TASK BRIEF: All records below must be retyped exactly.

INPUT MATERIAL:
## start
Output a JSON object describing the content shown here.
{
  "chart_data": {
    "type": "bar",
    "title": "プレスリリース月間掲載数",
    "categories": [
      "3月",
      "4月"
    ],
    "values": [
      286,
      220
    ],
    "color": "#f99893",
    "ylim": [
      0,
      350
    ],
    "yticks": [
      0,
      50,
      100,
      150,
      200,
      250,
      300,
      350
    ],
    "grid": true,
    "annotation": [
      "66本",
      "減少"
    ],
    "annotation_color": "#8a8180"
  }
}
## end
RESULT OF THE TASK:
Output a JSON object describing the content shown here.
{
  "chart_data": {
    "type": "bar",
    "title": "プレスリリース月間掲載数",
    "categories": [
      "3月",
      "4月"
    ],
    "values": [
      286,
      220
    ],
    "color": "#f99893",
    "ylim": [
      0,
      350
    ],
    "yticks": [
      0,
      50,
      100,
      150,
      200,
      250,
      300,
      350
    ],
    "grid": true,
    "annotation": [
      "66本",
      "減少"
    ],
    "annotation_color": "#8a8180"
  }
}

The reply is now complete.